• _RECORDS FOR THE TASK_:
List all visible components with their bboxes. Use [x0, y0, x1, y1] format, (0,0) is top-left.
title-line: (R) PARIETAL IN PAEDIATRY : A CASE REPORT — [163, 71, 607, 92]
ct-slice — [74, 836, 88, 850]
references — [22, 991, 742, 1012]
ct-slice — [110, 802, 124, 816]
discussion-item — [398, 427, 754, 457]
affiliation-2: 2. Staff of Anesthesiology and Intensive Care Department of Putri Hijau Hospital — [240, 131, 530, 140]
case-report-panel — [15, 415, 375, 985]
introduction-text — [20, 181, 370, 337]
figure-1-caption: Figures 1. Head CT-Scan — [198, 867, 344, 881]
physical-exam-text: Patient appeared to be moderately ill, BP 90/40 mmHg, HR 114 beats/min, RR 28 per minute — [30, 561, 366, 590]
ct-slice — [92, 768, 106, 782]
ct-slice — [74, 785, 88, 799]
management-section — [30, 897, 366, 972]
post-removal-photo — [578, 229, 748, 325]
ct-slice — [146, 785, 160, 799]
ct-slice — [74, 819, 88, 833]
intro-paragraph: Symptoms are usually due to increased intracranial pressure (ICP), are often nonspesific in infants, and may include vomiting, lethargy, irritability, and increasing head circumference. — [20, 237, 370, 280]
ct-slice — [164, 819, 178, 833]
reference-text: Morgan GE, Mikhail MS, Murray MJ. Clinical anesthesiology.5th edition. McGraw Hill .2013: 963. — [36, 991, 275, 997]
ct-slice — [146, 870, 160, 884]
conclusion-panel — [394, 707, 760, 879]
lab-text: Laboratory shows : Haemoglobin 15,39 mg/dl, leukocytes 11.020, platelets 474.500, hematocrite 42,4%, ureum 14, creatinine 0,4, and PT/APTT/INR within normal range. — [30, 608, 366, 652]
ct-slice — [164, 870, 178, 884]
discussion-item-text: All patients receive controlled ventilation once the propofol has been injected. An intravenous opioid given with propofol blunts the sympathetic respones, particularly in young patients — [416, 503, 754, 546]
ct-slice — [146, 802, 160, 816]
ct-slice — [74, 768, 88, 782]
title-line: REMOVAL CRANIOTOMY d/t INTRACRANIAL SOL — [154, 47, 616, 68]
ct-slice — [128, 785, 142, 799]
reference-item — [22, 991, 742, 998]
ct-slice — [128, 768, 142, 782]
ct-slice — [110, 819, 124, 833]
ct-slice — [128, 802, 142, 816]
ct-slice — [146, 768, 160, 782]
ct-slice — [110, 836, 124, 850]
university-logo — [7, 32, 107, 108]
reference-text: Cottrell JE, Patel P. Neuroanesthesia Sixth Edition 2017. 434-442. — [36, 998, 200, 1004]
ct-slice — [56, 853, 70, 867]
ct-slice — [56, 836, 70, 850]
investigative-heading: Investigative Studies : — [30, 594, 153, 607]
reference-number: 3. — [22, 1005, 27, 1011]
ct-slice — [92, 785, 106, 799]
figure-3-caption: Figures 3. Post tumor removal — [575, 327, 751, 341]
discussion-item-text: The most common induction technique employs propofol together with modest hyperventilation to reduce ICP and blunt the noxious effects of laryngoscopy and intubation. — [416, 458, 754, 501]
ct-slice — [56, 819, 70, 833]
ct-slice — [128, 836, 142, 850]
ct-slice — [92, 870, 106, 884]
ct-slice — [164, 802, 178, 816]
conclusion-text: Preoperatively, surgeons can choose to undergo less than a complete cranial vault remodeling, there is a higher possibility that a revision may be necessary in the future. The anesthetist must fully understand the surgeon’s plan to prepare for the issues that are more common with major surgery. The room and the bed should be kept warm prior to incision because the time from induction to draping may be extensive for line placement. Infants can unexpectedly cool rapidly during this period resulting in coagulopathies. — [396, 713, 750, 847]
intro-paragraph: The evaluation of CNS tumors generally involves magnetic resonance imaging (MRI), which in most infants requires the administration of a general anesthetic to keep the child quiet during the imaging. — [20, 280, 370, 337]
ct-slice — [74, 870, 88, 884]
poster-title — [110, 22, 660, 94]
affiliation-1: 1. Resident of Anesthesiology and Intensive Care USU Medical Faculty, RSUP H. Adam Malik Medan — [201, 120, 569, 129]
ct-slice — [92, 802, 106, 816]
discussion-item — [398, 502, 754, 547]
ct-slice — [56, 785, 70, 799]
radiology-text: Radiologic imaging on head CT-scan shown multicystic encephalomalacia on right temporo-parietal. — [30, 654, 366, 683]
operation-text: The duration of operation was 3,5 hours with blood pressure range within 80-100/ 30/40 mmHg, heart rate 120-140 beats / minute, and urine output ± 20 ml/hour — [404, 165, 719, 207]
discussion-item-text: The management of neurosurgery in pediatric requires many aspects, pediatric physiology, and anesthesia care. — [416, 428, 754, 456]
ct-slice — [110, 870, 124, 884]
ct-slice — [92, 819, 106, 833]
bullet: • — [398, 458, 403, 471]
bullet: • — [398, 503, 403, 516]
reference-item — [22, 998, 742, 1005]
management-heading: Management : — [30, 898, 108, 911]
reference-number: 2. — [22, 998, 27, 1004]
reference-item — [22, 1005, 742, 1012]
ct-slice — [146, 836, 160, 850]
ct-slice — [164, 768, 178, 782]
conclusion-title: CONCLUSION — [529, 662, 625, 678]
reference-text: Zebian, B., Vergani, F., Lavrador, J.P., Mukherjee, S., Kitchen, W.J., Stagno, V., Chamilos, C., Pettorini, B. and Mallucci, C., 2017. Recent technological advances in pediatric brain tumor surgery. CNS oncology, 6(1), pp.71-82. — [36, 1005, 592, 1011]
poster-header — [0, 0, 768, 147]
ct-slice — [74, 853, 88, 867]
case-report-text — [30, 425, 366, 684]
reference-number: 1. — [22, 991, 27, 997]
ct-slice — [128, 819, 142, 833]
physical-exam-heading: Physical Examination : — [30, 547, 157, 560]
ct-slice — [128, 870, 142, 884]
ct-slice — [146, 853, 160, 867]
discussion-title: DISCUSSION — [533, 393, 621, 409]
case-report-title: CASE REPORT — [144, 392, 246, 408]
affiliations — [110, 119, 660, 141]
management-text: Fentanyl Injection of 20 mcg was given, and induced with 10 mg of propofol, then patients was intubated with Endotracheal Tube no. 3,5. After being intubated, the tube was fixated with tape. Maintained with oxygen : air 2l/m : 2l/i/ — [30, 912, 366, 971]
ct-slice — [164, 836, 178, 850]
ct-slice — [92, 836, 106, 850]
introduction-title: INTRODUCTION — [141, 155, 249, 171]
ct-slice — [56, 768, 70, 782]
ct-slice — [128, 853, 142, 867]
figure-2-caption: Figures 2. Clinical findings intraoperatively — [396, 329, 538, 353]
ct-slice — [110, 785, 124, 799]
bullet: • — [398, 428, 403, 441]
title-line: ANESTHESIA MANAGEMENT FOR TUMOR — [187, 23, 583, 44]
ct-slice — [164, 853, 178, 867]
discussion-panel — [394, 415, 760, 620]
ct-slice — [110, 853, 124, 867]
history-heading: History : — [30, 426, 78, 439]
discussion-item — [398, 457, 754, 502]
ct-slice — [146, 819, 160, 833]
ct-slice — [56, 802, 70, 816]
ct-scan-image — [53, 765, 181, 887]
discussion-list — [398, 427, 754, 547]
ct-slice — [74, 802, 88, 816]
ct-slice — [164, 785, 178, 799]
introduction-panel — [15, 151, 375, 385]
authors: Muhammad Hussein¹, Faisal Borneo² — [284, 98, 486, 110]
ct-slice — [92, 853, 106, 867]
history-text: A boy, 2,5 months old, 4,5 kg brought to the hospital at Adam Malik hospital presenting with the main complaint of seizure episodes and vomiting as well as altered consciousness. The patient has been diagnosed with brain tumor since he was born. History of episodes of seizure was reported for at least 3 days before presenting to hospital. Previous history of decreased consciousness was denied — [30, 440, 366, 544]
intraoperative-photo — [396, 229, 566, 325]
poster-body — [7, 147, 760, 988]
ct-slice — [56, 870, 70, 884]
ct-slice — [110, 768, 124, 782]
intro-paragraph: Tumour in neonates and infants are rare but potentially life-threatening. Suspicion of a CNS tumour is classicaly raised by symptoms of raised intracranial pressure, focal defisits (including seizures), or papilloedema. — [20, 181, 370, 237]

• _REQUIRED WORK_: Provide every line from the material that contains the word "heading".

• _ANSWER SECTION_:
investigative-heading: Investigative Studies : — [30, 594, 153, 607]
management-heading: Management : — [30, 898, 108, 911]
physical-exam-heading: Physical Examination : — [30, 547, 157, 560]
history-heading: History : — [30, 426, 78, 439]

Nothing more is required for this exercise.